Every line of the data must be copied exactly.

============================================================

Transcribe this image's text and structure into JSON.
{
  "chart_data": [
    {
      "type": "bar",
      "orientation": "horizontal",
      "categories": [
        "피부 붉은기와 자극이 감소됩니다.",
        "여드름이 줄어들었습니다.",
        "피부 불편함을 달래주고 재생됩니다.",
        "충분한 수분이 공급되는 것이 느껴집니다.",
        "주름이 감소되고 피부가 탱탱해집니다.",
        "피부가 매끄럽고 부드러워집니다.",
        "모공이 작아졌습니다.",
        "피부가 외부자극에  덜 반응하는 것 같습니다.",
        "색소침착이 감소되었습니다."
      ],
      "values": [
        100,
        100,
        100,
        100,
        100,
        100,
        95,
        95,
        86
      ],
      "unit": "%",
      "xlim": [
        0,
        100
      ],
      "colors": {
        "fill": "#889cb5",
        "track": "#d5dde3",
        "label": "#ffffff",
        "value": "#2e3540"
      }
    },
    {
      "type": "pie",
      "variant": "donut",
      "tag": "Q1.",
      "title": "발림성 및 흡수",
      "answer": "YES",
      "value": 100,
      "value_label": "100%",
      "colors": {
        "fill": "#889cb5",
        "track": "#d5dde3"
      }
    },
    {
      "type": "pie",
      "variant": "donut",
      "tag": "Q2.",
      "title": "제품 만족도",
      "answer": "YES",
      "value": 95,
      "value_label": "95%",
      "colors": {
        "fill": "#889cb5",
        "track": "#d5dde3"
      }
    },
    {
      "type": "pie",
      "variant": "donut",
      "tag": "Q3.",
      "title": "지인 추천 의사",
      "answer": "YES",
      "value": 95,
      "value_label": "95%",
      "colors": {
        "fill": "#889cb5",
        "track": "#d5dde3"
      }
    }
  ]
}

============================================================

» Right answer
Transcribe this image's text and structure into JSON.
{
  "chart_data": [
    {
      "type": "bar",
      "orientation": "horizontal",
      "categories": [
        "피부 붉은기와 자극이 감소됩니다.",
        "여드름이 줄어들었습니다.",
        "피부 불편함을 달래주고 재생됩니다.",
        "충분한 수분이 공급되는 것이 느껴집니다.",
        "주름이 감소되고 피부가 탱탱해집니다.",
        "피부가 매끄럽고 부드러워집니다.",
        "모공이 작아졌습니다.",
        "피부가 외부자극에  덜 반응하는 것 같습니다.",
        "색소침착이 감소되었습니다."
      ],
      "values": [
        100,
        100,
        100,
        100,
        100,
        100,
        95,
        95,
        86
      ],
      "unit": "%",
      "xlim": [
        0,
        100
      ],
      "colors": {
        "fill": "#889cb5",
        "track": "#d5dde3",
        "label": "#ffffff",
        "value": "#2e3540"
      }
    },
    {
      "type": "pie",
      "variant": "donut",
      "tag": "Q1.",
      "title": "발림성 및 흡수",
      "answer": "YES",
      "value": 100,
      "value_label": "100%",
      "colors": {
        "fill": "#889cb5",
        "track": "#d5dde3"
      }
    },
    {
      "type": "pie",
      "variant": "donut",
      "tag": "Q2.",
      "title": "제품 만족도",
      "answer": "YES",
      "value": 95,
      "value_label": "95%",
      "colors": {
        "fill": "#889cb5",
        "track": "#d5dde3"
      }
    },
    {
      "type": "pie",
      "variant": "donut",
      "tag": "Q3.",
      "title": "지인 추천 의사",
      "answer": "YES",
      "value": 95,
      "value_label": "95%",
      "colors": {
        "fill": "#889cb5",
        "track": "#d5dde3"
      }
    }
  ]
}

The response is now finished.